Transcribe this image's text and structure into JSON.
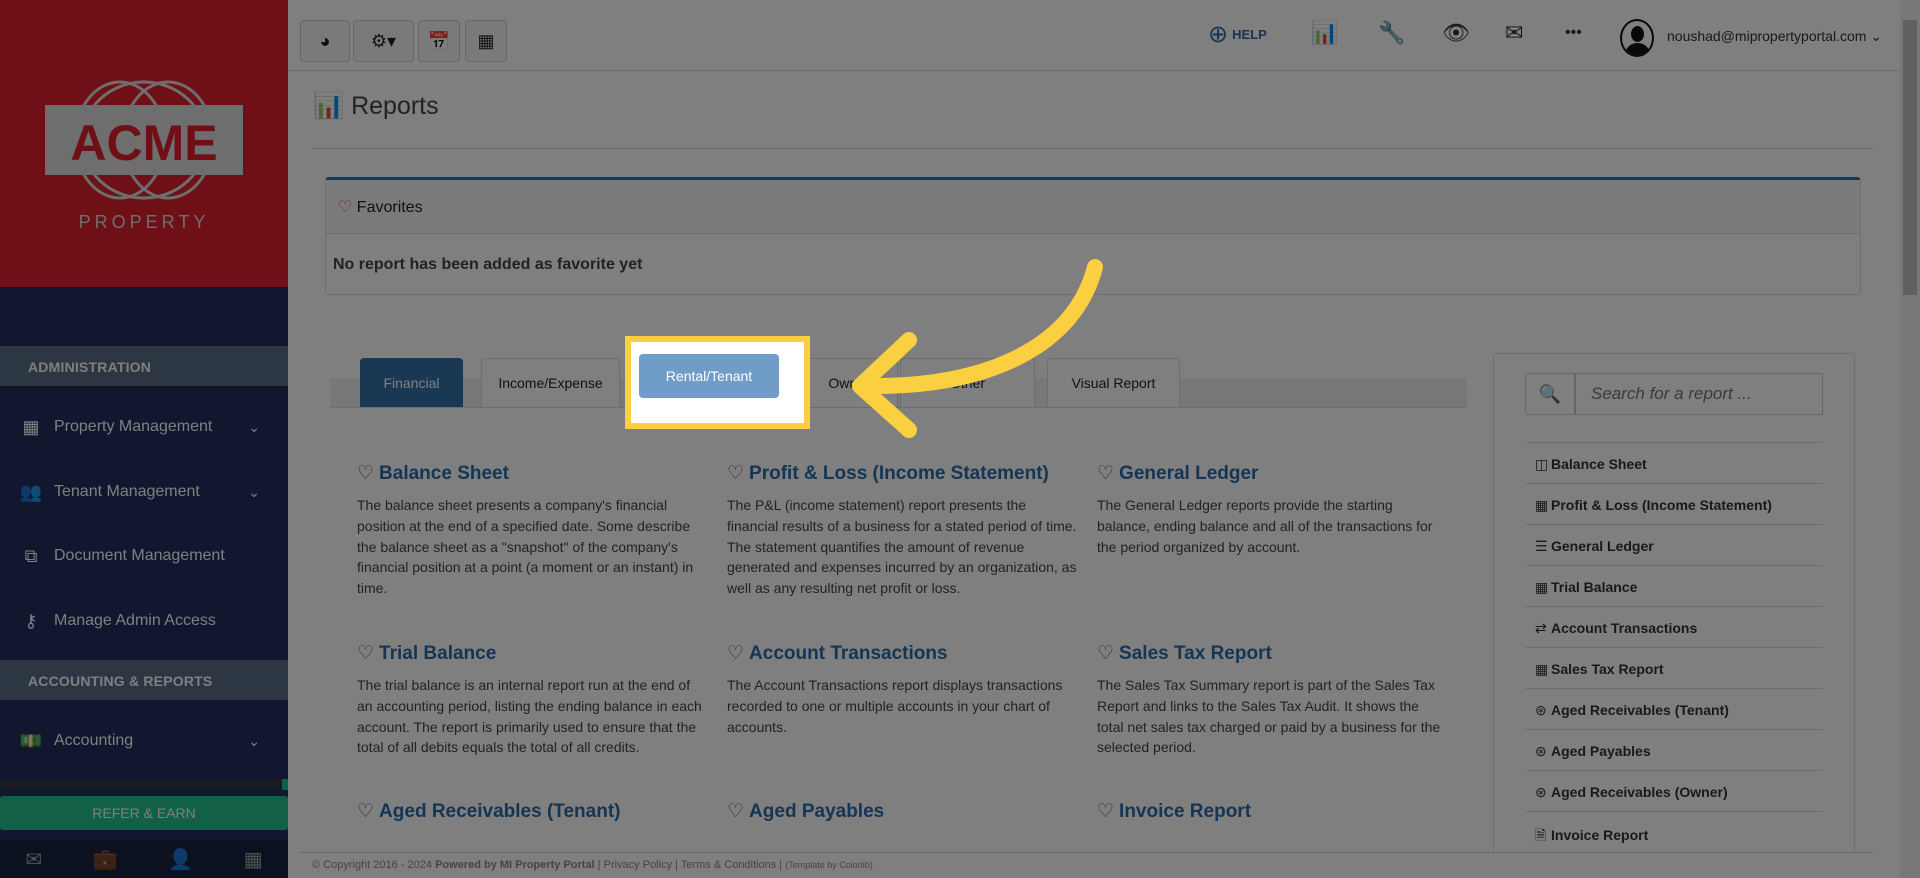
{
  "logo": {
    "text": "ACME",
    "sub": "PROPERTY"
  },
  "sidebar": {
    "sections": [
      "ADMINISTRATION",
      "ACCOUNTING & REPORTS"
    ],
    "items": [
      {
        "label": "Property Management"
      },
      {
        "label": "Tenant Management"
      },
      {
        "label": "Document Management"
      },
      {
        "label": "Manage Admin Access"
      },
      {
        "label": "Accounting"
      }
    ],
    "refer": "REFER & EARN"
  },
  "topbar": {
    "help": "HELP",
    "user": "noushad@mipropertyportal.com"
  },
  "page": {
    "title": "Reports"
  },
  "favorites": {
    "title": "Favorites",
    "empty": "No report has been added as favorite yet"
  },
  "tabs": [
    "Financial",
    "Income/Expense",
    "Rental/Tenant",
    "Owner",
    "Other",
    "Visual Report"
  ],
  "reports": [
    {
      "title": "Balance Sheet",
      "desc": "The balance sheet presents a company's financial position at the end of a specified date. Some describe the balance sheet as a \"snapshot\" of the company's financial position at a point (a moment or an instant) in time."
    },
    {
      "title": "Profit & Loss (Income Statement)",
      "desc": "The P&L (income statement) report presents the financial results of a business for a stated period of time. The statement quantifies the amount of revenue generated and expenses incurred by an organization, as well as any resulting net profit or loss."
    },
    {
      "title": "General Ledger",
      "desc": "The General Ledger reports provide the starting balance, ending balance and all of the transactions for the period organized by account."
    },
    {
      "title": "Trial Balance",
      "desc": "The trial balance is an internal report run at the end of an accounting period, listing the ending balance in each account. The report is primarily used to ensure that the total of all debits equals the total of all credits."
    },
    {
      "title": "Account Transactions",
      "desc": "The Account Transactions report displays transactions recorded to one or multiple accounts in your chart of accounts."
    },
    {
      "title": "Sales Tax Report",
      "desc": "The Sales Tax Summary report is part of the Sales Tax Report and links to the Sales Tax Audit. It shows the total net sales tax charged or paid by a business for the selected period."
    },
    {
      "title": "Aged Receivables (Tenant)"
    },
    {
      "title": "Aged Payables"
    },
    {
      "title": "Invoice Report"
    }
  ],
  "search": {
    "placeholder": "Search for a report ..."
  },
  "report_list": [
    "Balance Sheet",
    "Profit & Loss (Income Statement)",
    "General Ledger",
    "Trial Balance",
    "Account Transactions",
    "Sales Tax Report",
    "Aged Receivables (Tenant)",
    "Aged Payables",
    "Aged Receivables (Owner)",
    "Invoice Report"
  ],
  "footer": {
    "copyright": "© Copyright 2016 - 2024",
    "powered": "Powered by MI Property Portal",
    "privacy": "Privacy Policy",
    "terms": "Terms & Conditions",
    "template": "(Template by Colorlib)"
  },
  "colors": {
    "highlight": "#fad040",
    "brand_red": "#dc202c",
    "navy": "#202f5e",
    "active_tab": "#3070a6"
  }
}
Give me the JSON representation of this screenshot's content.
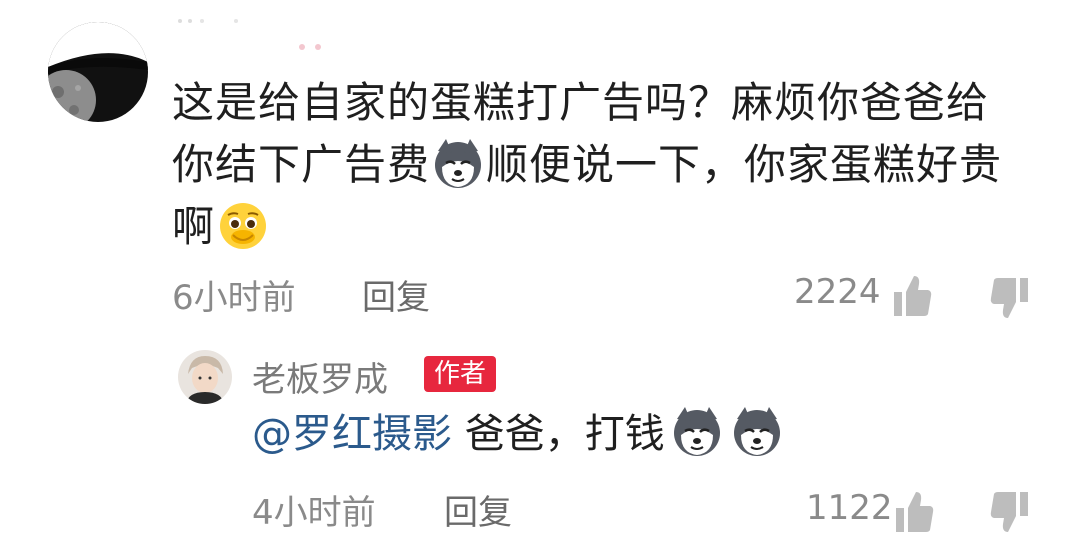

+---+

#### DIRECTIVE:
Search the listing for the word "General" and return each line that holds it.

#### COMPLETE RESPONSE:
      "title": "General Ledger",
      "desc": "The General Ledger reports provide the starting balance, ending balance and all of the transactions for the period organized by account."
    "General Ledger",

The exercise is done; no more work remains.